◆ Task goal
Gather all lines from the material that contain the word "Места".

◆ Provided entries
[start]

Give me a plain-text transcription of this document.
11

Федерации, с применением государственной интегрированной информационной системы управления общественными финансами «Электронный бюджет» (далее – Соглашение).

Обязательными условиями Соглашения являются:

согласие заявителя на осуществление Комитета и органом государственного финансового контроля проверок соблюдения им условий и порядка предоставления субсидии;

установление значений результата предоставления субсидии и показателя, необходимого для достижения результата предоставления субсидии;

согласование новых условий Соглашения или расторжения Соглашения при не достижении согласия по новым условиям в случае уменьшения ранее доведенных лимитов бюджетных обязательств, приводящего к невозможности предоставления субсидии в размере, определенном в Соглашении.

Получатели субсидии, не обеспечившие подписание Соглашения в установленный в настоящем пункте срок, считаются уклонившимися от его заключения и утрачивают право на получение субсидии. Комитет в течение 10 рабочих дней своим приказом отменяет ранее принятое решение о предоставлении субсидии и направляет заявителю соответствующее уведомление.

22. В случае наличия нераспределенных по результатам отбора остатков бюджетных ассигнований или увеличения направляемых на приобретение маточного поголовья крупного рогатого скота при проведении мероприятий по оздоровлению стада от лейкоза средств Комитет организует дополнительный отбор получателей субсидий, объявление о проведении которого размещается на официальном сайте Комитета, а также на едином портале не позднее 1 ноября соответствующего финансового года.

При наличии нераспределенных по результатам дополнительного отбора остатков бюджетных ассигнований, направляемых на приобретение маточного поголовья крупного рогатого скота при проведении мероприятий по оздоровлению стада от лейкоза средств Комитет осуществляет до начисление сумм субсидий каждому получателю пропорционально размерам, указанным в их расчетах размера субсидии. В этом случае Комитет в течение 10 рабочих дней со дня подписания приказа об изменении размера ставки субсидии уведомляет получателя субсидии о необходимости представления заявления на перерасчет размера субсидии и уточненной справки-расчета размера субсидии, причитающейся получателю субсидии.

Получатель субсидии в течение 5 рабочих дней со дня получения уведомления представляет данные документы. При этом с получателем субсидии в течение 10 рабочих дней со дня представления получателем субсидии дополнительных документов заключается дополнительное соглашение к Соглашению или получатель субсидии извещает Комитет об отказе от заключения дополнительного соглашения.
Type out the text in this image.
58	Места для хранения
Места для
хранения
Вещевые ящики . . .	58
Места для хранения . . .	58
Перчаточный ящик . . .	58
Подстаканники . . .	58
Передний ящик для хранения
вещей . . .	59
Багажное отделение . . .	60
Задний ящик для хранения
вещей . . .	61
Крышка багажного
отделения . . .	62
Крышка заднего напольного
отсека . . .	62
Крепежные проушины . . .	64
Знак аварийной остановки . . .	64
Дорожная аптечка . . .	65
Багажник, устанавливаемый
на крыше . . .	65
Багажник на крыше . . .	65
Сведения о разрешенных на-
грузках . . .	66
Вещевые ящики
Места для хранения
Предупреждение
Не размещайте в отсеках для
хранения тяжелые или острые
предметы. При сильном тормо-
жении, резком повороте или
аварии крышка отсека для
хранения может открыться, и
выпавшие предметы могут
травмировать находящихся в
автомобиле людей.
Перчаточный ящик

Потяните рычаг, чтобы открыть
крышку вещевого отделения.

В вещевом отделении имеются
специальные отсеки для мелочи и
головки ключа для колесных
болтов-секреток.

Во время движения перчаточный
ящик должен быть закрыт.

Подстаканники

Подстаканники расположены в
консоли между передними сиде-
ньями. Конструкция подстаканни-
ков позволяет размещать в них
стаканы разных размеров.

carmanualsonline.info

[end]

◆ Final result
58	Места для хранения
Места для
Места для хранения . . .	58
Места для хранения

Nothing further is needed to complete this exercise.